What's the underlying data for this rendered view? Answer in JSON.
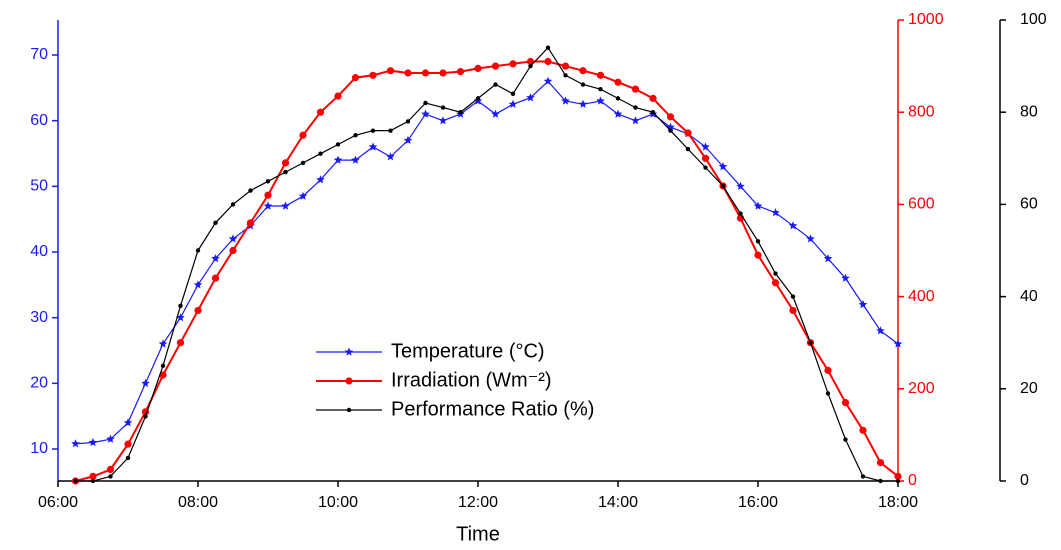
{
  "chart_data": {
    "type": "line",
    "x_label": "Time",
    "x": [
      "06:15",
      "06:30",
      "06:45",
      "07:00",
      "07:15",
      "07:30",
      "07:45",
      "08:00",
      "08:15",
      "08:30",
      "08:45",
      "09:00",
      "09:15",
      "09:30",
      "09:45",
      "10:00",
      "10:15",
      "10:30",
      "10:45",
      "11:00",
      "11:15",
      "11:30",
      "11:45",
      "12:00",
      "12:15",
      "12:30",
      "12:45",
      "13:00",
      "13:15",
      "13:30",
      "13:45",
      "14:00",
      "14:15",
      "14:30",
      "14:45",
      "15:00",
      "15:15",
      "15:30",
      "15:45",
      "16:00",
      "16:15",
      "16:30",
      "16:45",
      "17:00",
      "17:15",
      "17:30",
      "17:45",
      "18:00"
    ],
    "xlim": [
      6,
      18
    ],
    "xticks": [
      {
        "value": 6,
        "label": "06:00"
      },
      {
        "value": 8,
        "label": "08:00"
      },
      {
        "value": 10,
        "label": "10:00"
      },
      {
        "value": 12,
        "label": "12:00"
      },
      {
        "value": 14,
        "label": "14:00"
      },
      {
        "value": 16,
        "label": "16:00"
      },
      {
        "value": 18,
        "label": "18:00"
      }
    ],
    "ylim": [
      5.13,
      75.33
    ],
    "yticks": [
      10,
      20,
      30,
      40,
      50,
      60,
      70
    ],
    "y_color": "#1a1aff",
    "y2lim": [
      0,
      1000
    ],
    "y2ticks": [
      0,
      200,
      400,
      600,
      800,
      1000
    ],
    "y2_color": "#ff0000",
    "y3lim": [
      0,
      100
    ],
    "y3ticks": [
      0,
      20,
      40,
      60,
      80,
      100
    ],
    "y3_color": "#000000",
    "series": [
      {
        "name": "Temperature (°C)",
        "color": "#1a1aff",
        "axis": "y",
        "marker": "star",
        "values": [
          10.8,
          11,
          11.5,
          14,
          20,
          26,
          30,
          35,
          39,
          42,
          44,
          47,
          47,
          48.5,
          51,
          54,
          54,
          56,
          54.5,
          57,
          61,
          60,
          61,
          63,
          61,
          62.5,
          63.5,
          66,
          63,
          62.5,
          63,
          61,
          60,
          61,
          59,
          58,
          56,
          53,
          50,
          47,
          46,
          44,
          42,
          39,
          36,
          32,
          28,
          26
        ]
      },
      {
        "name": "Irradiation (Wm⁻²)",
        "color": "#ff0000",
        "axis": "y2",
        "marker": "circle",
        "values": [
          0,
          10,
          25,
          80,
          150,
          230,
          300,
          370,
          440,
          500,
          560,
          620,
          690,
          750,
          800,
          835,
          875,
          880,
          890,
          885,
          885,
          885,
          888,
          895,
          900,
          905,
          910,
          910,
          900,
          890,
          880,
          865,
          850,
          830,
          790,
          755,
          700,
          640,
          570,
          490,
          430,
          370,
          300,
          240,
          170,
          110,
          40,
          10
        ]
      },
      {
        "name": "Performance Ratio (%)",
        "color": "#000000",
        "axis": "y3",
        "marker": "dot",
        "values": [
          0,
          0,
          1,
          5,
          14,
          25,
          38,
          50,
          56,
          60,
          63,
          65,
          67,
          69,
          71,
          73,
          75,
          76,
          76,
          78,
          82,
          81,
          80,
          83,
          86,
          84,
          90,
          94,
          88,
          86,
          85,
          83,
          81,
          80,
          76,
          72,
          68,
          64,
          58,
          52,
          45,
          40,
          30,
          19,
          9,
          1,
          0,
          0
        ]
      }
    ]
  }
}
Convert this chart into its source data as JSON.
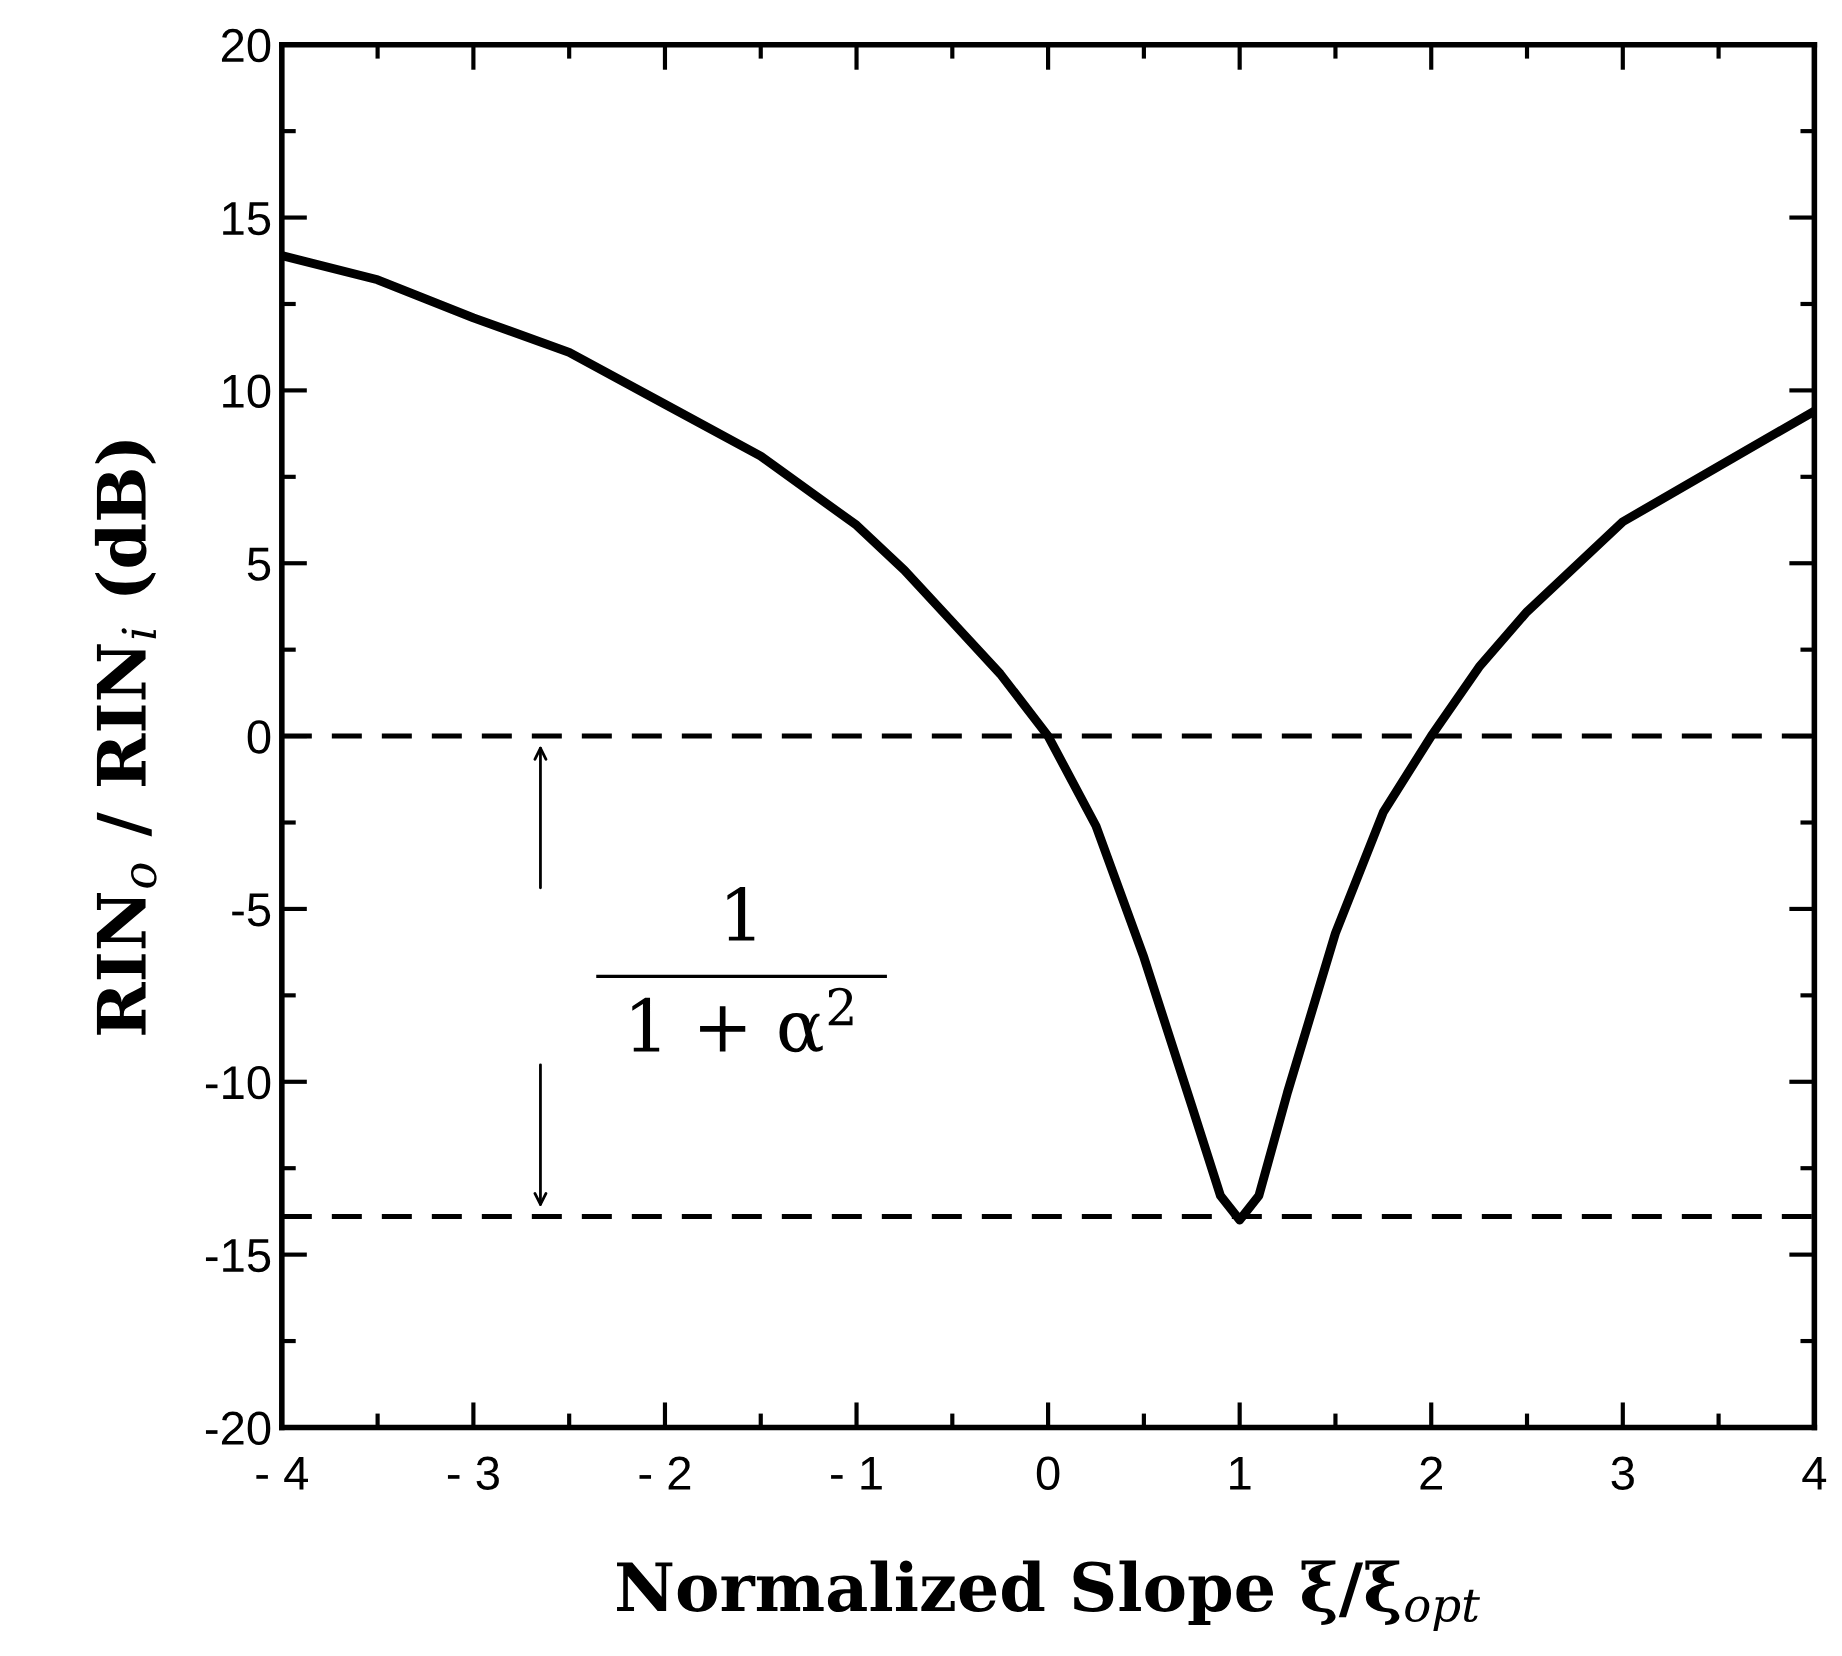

□ □ □ □

INSTRUCTIONS FOR THE TASK -> Gather each line in the data that holds the string "this".

FINISHED EXERCISE ->
What's the underlying data for this rendered view? Answer in JSON.
Convert this chart into its source data as JSON.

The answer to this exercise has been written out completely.